§ **WHAT THE TASK ASKS**
What follows is a listing. Return every line of it exactly.

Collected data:
%%

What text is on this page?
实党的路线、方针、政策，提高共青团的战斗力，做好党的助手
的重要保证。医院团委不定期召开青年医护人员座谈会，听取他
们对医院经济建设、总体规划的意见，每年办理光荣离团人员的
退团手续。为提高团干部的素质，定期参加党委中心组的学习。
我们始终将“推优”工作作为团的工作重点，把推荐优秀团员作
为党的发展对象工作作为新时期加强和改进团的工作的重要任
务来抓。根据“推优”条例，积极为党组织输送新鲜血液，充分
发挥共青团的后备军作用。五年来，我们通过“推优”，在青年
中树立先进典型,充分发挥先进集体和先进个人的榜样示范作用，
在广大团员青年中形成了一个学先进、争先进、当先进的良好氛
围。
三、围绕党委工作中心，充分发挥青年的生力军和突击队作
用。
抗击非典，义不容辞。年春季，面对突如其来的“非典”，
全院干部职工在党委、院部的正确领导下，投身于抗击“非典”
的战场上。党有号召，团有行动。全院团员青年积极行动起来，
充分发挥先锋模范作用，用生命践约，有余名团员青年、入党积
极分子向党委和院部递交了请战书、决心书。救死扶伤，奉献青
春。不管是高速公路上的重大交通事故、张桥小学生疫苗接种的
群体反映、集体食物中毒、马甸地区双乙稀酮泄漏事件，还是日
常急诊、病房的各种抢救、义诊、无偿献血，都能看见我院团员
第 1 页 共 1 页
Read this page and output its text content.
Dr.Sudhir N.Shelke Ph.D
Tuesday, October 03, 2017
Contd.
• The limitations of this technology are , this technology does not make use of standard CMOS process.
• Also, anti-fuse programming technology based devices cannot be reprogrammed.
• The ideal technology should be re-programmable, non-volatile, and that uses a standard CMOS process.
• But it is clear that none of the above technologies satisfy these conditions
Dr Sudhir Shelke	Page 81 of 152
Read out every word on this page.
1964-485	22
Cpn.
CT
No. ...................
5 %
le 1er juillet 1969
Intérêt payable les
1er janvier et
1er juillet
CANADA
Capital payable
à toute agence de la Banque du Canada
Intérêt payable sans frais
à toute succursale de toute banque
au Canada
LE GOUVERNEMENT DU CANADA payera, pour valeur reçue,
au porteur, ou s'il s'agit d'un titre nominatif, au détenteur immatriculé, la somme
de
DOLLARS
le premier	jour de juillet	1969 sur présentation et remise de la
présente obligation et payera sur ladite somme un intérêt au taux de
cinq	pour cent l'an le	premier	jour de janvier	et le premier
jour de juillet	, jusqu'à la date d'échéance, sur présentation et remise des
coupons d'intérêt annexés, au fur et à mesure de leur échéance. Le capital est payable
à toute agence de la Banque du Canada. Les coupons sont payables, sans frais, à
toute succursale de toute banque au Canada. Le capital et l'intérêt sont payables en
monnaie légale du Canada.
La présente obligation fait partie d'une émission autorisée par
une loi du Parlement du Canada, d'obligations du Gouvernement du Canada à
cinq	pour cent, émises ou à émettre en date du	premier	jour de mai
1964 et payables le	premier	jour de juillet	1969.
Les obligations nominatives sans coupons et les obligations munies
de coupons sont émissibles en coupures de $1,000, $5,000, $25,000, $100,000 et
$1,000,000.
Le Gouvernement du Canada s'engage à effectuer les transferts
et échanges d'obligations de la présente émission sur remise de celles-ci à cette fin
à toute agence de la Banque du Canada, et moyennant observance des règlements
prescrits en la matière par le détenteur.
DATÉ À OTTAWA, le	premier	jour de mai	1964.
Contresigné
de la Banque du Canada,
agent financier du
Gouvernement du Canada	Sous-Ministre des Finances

%%

§ **SOLUTION FOR THIS PROBLEM**
What text is on this page?
实党的路线、方针、政策，提高共青团的战斗力，做好党的助手
的重要保证。医院团委不定期召开青年医护人员座谈会，听取他
们对医院经济建设、总体规划的意见，每年办理光荣离团人员的
退团手续。为提高团干部的素质，定期参加党委中心组的学习。
我们始终将“推优”工作作为团的工作重点，把推荐优秀团员作
为党的发展对象工作作为新时期加强和改进团的工作的重要任
务来抓。根据“推优”条例，积极为党组织输送新鲜血液，充分
发挥共青团的后备军作用。五年来，我们通过“推优”，在青年
中树立先进典型,充分发挥先进集体和先进个人的榜样示范作用，
在广大团员青年中形成了一个学先进、争先进、当先进的良好氛
围。
三、围绕党委工作中心，充分发挥青年的生力军和突击队作
用。
抗击非典，义不容辞。年春季，面对突如其来的“非典”，
全院干部职工在党委、院部的正确领导下，投身于抗击“非典”
的战场上。党有号召，团有行动。全院团员青年积极行动起来，
充分发挥先锋模范作用，用生命践约，有余名团员青年、入党积
极分子向党委和院部递交了请战书、决心书。救死扶伤，奉献青
春。不管是高速公路上的重大交通事故、张桥小学生疫苗接种的
群体反映、集体食物中毒、马甸地区双乙稀酮泄漏事件，还是日
常急诊、病房的各种抢救、义诊、无偿献血，都能看见我院团员
第 1 页 共 1 页
Read this page and output its text content.
Dr.Sudhir N.Shelke Ph.D
Tuesday, October 03, 2017
Contd.
• The limitations of this technology are , this technology does not make use of standard CMOS process.
• Also, anti-fuse programming technology based devices cannot be reprogrammed.
• The ideal technology should be re-programmable, non-volatile, and that uses a standard CMOS process.
• But it is clear that none of the above technologies satisfy these conditions
Dr Sudhir Shelke	Page 81 of 152
Read out every word on this page.
1964-485	22
Cpn.
CT
No. ...................
5 %
le 1er juillet 1969
Intérêt payable les
1er janvier et
1er juillet
CANADA
Capital payable
à toute agence de la Banque du Canada
Intérêt payable sans frais
à toute succursale de toute banque
au Canada
LE GOUVERNEMENT DU CANADA payera, pour valeur reçue,
au porteur, ou s'il s'agit d'un titre nominatif, au détenteur immatriculé, la somme
de
DOLLARS
le premier	jour de juillet	1969 sur présentation et remise de la
présente obligation et payera sur ladite somme un intérêt au taux de
cinq	pour cent l'an le	premier	jour de janvier	et le premier
jour de juillet	, jusqu'à la date d'échéance, sur présentation et remise des
coupons d'intérêt annexés, au fur et à mesure de leur échéance. Le capital est payable
à toute agence de la Banque du Canada. Les coupons sont payables, sans frais, à
toute succursale de toute banque au Canada. Le capital et l'intérêt sont payables en
monnaie légale du Canada.
La présente obligation fait partie d'une émission autorisée par
une loi du Parlement du Canada, d'obligations du Gouvernement du Canada à
cinq	pour cent, émises ou à émettre en date du	premier	jour de mai
1964 et payables le	premier	jour de juillet	1969.
Les obligations nominatives sans coupons et les obligations munies
de coupons sont émissibles en coupures de $1,000, $5,000, $25,000, $100,000 et
$1,000,000.
Le Gouvernement du Canada s'engage à effectuer les transferts
et échanges d'obligations de la présente émission sur remise de celles-ci à cette fin
à toute agence de la Banque du Canada, et moyennant observance des règlements
prescrits en la matière par le détenteur.
DATÉ À OTTAWA, le	premier	jour de mai	1964.
Contresigné
de la Banque du Canada,
agent financier du
Gouvernement du Canada	Sous-Ministre des Finances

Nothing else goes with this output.